_WHAT YOU ARE ASKED TO DO_
Copy out all lines that hold "screenshot".

_RAW DATA_

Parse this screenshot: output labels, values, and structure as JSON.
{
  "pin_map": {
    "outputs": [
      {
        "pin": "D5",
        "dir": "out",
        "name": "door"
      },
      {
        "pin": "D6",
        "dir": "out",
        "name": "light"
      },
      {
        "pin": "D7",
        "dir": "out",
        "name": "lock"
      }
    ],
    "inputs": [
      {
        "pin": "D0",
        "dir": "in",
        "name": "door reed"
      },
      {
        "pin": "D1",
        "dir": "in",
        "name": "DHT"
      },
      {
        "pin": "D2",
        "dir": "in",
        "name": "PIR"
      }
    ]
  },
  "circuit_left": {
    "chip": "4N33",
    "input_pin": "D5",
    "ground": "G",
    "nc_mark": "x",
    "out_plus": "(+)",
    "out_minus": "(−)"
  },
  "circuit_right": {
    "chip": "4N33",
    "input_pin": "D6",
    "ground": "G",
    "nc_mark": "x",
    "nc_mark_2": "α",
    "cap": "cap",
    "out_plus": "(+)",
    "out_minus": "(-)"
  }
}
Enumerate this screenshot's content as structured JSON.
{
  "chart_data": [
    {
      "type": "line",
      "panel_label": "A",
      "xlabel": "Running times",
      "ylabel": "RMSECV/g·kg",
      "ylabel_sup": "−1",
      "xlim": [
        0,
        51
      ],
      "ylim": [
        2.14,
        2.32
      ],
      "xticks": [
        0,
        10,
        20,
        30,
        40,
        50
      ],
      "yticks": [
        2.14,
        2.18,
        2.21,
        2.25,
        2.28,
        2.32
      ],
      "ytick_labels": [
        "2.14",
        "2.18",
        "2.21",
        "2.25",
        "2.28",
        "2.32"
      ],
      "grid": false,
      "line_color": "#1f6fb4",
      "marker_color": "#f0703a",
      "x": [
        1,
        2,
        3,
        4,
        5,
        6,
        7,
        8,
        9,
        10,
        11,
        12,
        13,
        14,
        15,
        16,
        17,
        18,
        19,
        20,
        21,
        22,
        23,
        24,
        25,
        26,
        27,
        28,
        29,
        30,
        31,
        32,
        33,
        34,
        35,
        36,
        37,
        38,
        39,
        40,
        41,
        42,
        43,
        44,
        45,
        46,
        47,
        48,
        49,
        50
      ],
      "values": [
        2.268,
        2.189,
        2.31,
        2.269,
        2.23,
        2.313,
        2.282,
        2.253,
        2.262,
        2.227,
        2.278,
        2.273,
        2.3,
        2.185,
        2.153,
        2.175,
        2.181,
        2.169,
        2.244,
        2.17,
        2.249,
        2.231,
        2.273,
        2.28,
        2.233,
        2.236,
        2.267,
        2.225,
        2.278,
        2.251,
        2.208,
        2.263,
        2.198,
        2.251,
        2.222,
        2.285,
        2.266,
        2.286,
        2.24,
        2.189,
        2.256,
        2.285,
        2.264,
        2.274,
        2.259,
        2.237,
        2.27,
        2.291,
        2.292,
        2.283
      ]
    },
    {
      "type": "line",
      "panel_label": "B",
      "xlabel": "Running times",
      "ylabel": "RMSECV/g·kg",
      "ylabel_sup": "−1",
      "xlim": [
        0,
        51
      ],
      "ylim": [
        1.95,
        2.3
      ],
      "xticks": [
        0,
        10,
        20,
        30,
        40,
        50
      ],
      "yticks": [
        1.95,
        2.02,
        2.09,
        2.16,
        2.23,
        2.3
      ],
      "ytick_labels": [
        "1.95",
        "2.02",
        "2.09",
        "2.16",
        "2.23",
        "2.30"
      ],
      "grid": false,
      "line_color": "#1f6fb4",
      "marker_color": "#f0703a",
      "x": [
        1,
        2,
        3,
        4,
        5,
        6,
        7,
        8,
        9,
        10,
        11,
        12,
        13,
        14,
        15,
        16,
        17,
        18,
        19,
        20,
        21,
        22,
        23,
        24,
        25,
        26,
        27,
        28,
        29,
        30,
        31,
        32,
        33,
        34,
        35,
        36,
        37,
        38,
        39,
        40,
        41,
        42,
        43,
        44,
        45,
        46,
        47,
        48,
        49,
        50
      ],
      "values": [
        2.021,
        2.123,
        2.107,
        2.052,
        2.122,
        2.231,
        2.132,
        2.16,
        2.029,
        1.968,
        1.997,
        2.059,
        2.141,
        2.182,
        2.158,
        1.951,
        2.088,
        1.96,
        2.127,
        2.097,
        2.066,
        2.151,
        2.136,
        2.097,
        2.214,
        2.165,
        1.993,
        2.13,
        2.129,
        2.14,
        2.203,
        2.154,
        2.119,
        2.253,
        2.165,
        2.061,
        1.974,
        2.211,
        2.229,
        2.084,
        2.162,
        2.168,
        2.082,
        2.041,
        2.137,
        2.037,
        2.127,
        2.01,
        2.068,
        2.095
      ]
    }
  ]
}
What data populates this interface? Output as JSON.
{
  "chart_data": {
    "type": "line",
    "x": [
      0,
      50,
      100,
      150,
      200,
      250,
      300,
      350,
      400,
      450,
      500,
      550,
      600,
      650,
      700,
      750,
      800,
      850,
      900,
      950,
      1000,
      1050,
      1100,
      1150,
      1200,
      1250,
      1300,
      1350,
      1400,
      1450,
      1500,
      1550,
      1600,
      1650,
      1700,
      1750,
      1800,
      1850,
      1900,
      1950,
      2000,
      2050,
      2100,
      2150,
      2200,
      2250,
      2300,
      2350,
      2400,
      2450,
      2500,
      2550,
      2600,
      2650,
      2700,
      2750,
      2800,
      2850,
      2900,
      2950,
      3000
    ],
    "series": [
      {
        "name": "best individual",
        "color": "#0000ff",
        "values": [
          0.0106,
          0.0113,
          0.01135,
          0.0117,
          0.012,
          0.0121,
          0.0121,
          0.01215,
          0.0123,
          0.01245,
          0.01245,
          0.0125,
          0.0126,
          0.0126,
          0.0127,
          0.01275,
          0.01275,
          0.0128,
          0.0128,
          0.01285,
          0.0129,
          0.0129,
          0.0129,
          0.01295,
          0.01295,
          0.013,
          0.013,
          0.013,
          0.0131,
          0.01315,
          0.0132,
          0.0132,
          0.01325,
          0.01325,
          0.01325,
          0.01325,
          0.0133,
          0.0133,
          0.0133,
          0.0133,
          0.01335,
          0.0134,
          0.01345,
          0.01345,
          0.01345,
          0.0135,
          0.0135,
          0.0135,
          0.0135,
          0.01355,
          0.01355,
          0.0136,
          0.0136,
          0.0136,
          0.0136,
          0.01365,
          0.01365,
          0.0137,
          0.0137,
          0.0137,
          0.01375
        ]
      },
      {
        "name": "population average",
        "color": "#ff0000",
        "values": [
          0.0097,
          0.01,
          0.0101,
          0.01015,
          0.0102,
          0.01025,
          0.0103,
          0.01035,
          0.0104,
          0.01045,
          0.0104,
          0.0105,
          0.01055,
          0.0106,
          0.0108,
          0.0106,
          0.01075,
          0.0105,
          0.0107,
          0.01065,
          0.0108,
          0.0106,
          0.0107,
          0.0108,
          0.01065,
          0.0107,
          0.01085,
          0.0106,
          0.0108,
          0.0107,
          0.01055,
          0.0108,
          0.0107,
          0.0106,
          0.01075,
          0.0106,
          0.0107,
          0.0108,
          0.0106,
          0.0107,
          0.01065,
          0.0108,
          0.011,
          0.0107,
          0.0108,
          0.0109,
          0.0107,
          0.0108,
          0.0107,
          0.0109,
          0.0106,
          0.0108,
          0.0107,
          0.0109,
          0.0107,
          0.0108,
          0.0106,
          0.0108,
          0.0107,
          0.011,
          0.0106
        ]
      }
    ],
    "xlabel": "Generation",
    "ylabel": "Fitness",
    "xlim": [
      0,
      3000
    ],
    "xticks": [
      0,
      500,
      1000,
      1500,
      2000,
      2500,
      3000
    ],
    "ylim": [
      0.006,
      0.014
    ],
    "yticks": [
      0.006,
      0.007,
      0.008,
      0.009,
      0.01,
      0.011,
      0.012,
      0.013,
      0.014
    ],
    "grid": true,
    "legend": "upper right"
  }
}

_SOLUTION TO THIS PROBLEM_
Parse this screenshot: output labels, values, and structure as JSON.
Enumerate this screenshot's content as structured JSON.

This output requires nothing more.